Entries from a dataset:
>>>>>

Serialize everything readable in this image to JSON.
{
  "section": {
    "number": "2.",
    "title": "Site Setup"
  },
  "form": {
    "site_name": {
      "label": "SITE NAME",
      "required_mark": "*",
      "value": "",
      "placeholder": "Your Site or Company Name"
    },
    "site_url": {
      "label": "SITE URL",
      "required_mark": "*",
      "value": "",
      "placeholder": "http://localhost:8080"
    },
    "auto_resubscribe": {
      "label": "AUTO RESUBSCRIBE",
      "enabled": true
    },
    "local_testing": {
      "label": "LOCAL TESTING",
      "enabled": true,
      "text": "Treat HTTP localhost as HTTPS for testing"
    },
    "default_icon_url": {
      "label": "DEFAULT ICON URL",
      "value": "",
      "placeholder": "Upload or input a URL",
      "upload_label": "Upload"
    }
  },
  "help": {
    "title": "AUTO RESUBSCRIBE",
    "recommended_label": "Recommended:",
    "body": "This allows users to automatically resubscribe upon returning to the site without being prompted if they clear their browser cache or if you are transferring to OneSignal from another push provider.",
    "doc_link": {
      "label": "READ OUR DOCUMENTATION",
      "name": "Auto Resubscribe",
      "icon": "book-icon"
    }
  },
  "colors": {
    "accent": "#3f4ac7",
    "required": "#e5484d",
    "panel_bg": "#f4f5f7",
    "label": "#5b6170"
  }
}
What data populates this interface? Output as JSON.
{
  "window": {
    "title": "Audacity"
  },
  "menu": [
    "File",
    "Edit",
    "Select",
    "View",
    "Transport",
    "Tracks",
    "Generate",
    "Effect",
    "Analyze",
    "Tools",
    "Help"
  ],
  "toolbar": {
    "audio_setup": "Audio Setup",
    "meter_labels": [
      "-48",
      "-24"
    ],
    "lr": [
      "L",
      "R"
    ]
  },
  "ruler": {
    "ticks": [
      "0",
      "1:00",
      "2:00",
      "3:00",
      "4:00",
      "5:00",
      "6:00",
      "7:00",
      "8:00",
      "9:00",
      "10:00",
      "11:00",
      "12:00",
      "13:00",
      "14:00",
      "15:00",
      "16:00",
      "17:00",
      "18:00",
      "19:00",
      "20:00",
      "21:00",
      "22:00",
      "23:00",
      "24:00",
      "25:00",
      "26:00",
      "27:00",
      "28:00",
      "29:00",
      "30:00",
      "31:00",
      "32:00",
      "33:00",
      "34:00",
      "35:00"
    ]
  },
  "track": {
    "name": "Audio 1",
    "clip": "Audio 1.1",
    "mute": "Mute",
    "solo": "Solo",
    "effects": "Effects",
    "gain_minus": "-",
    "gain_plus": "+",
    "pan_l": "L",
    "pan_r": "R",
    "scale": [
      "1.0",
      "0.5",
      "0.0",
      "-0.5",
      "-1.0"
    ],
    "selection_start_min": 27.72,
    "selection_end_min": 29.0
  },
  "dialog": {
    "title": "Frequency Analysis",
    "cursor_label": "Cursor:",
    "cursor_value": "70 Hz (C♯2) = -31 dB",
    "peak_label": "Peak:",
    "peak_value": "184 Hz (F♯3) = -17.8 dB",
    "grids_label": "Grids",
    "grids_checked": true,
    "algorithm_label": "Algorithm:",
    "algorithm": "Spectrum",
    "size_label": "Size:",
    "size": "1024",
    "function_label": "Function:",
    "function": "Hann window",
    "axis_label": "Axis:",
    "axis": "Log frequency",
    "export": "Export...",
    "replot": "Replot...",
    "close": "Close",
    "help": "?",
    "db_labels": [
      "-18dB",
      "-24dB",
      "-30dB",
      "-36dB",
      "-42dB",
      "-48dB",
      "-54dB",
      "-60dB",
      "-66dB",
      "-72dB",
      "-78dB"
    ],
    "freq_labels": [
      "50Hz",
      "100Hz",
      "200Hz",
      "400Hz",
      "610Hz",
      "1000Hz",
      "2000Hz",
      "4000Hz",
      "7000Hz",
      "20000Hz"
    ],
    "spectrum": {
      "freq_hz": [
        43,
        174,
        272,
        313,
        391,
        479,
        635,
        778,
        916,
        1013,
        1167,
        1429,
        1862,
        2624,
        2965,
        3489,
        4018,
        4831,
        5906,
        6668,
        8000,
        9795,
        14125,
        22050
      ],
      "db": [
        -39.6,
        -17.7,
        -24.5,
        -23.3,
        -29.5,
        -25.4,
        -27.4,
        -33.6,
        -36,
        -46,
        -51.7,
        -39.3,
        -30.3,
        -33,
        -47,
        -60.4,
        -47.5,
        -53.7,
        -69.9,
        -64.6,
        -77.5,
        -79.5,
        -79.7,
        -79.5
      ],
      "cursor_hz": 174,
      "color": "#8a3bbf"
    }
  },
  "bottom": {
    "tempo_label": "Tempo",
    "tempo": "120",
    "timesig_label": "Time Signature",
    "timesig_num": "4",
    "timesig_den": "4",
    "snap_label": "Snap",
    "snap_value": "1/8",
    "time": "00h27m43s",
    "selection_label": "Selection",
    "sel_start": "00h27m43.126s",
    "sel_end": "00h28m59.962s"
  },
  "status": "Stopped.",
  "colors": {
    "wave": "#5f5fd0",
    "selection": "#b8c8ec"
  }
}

<<<<<

§ STATED TASK
Transcribe the full listing above without leaving anything out.

§ ANSWER TO THIS TASK
Serialize everything readable in this image to JSON.
{
  "section": {
    "number": "2.",
    "title": "Site Setup"
  },
  "form": {
    "site_name": {
      "label": "SITE NAME",
      "required_mark": "*",
      "value": "",
      "placeholder": "Your Site or Company Name"
    },
    "site_url": {
      "label": "SITE URL",
      "required_mark": "*",
      "value": "",
      "placeholder": "http://localhost:8080"
    },
    "auto_resubscribe": {
      "label": "AUTO RESUBSCRIBE",
      "enabled": true
    },
    "local_testing": {
      "label": "LOCAL TESTING",
      "enabled": true,
      "text": "Treat HTTP localhost as HTTPS for testing"
    },
    "default_icon_url": {
      "label": "DEFAULT ICON URL",
      "value": "",
      "placeholder": "Upload or input a URL",
      "upload_label": "Upload"
    }
  },
  "help": {
    "title": "AUTO RESUBSCRIBE",
    "recommended_label": "Recommended:",
    "body": "This allows users to automatically resubscribe upon returning to the site without being prompted if they clear their browser cache or if you are transferring to OneSignal from another push provider.",
    "doc_link": {
      "label": "READ OUR DOCUMENTATION",
      "name": "Auto Resubscribe",
      "icon": "book-icon"
    }
  },
  "colors": {
    "accent": "#3f4ac7",
    "required": "#e5484d",
    "panel_bg": "#f4f5f7",
    "label": "#5b6170"
  }
}
What data populates this interface? Output as JSON.
{
  "window": {
    "title": "Audacity"
  },
  "menu": [
    "File",
    "Edit",
    "Select",
    "View",
    "Transport",
    "Tracks",
    "Generate",
    "Effect",
    "Analyze",
    "Tools",
    "Help"
  ],
  "toolbar": {
    "audio_setup": "Audio Setup",
    "meter_labels": [
      "-48",
      "-24"
    ],
    "lr": [
      "L",
      "R"
    ]
  },
  "ruler": {
    "ticks": [
      "0",
      "1:00",
      "2:00",
      "3:00",
      "4:00",
      "5:00",
      "6:00",
      "7:00",
      "8:00",
      "9:00",
      "10:00",
      "11:00",
      "12:00",
      "13:00",
      "14:00",
      "15:00",
      "16:00",
      "17:00",
      "18:00",
      "19:00",
      "20:00",
      "21:00",
      "22:00",
      "23:00",
      "24:00",
      "25:00",
      "26:00",
      "27:00",
      "28:00",
      "29:00",
      "30:00",
      "31:00",
      "32:00",
      "33:00",
      "34:00",
      "35:00"
    ]
  },
  "track": {
    "name": "Audio 1",
    "clip": "Audio 1.1",
    "mute": "Mute",
    "solo": "Solo",
    "effects": "Effects",
    "gain_minus": "-",
    "gain_plus": "+",
    "pan_l": "L",
    "pan_r": "R",
    "scale": [
      "1.0",
      "0.5",
      "0.0",
      "-0.5",
      "-1.0"
    ],
    "selection_start_min": 27.72,
    "selection_end_min": 29.0
  },
  "dialog": {
    "title": "Frequency Analysis",
    "cursor_label": "Cursor:",
    "cursor_value": "70 Hz (C♯2) = -31 dB",
    "peak_label": "Peak:",
    "peak_value": "184 Hz (F♯3) = -17.8 dB",
    "grids_label": "Grids",
    "grids_checked": true,
    "algorithm_label": "Algorithm:",
    "algorithm": "Spectrum",
    "size_label": "Size:",
    "size": "1024",
    "function_label": "Function:",
    "function": "Hann window",
    "axis_label": "Axis:",
    "axis": "Log frequency",
    "export": "Export...",
    "replot": "Replot...",
    "close": "Close",
    "help": "?",
    "db_labels": [
      "-18dB",
      "-24dB",
      "-30dB",
      "-36dB",
      "-42dB",
      "-48dB",
      "-54dB",
      "-60dB",
      "-66dB",
      "-72dB",
      "-78dB"
    ],
    "freq_labels": [
      "50Hz",
      "100Hz",
      "200Hz",
      "400Hz",
      "610Hz",
      "1000Hz",
      "2000Hz",
      "4000Hz",
      "7000Hz",
      "20000Hz"
    ],
    "spectrum": {
      "freq_hz": [
        43,
        174,
        272,
        313,
        391,
        479,
        635,
        778,
        916,
        1013,
        1167,
        1429,
        1862,
        2624,
        2965,
        3489,
        4018,
        4831,
        5906,
        6668,
        8000,
        9795,
        14125,
        22050
      ],
      "db": [
        -39.6,
        -17.7,
        -24.5,
        -23.3,
        -29.5,
        -25.4,
        -27.4,
        -33.6,
        -36,
        -46,
        -51.7,
        -39.3,
        -30.3,
        -33,
        -47,
        -60.4,
        -47.5,
        -53.7,
        -69.9,
        -64.6,
        -77.5,
        -79.5,
        -79.7,
        -79.5
      ],
      "cursor_hz": 174,
      "color": "#8a3bbf"
    }
  },
  "bottom": {
    "tempo_label": "Tempo",
    "tempo": "120",
    "timesig_label": "Time Signature",
    "timesig_num": "4",
    "timesig_den": "4",
    "snap_label": "Snap",
    "snap_value": "1/8",
    "time": "00h27m43s",
    "selection_label": "Selection",
    "sel_start": "00h27m43.126s",
    "sel_end": "00h28m59.962s"
  },
  "status": "Stopped.",
  "colors": {
    "wave": "#5f5fd0",
    "selection": "#b8c8ec"
  }
}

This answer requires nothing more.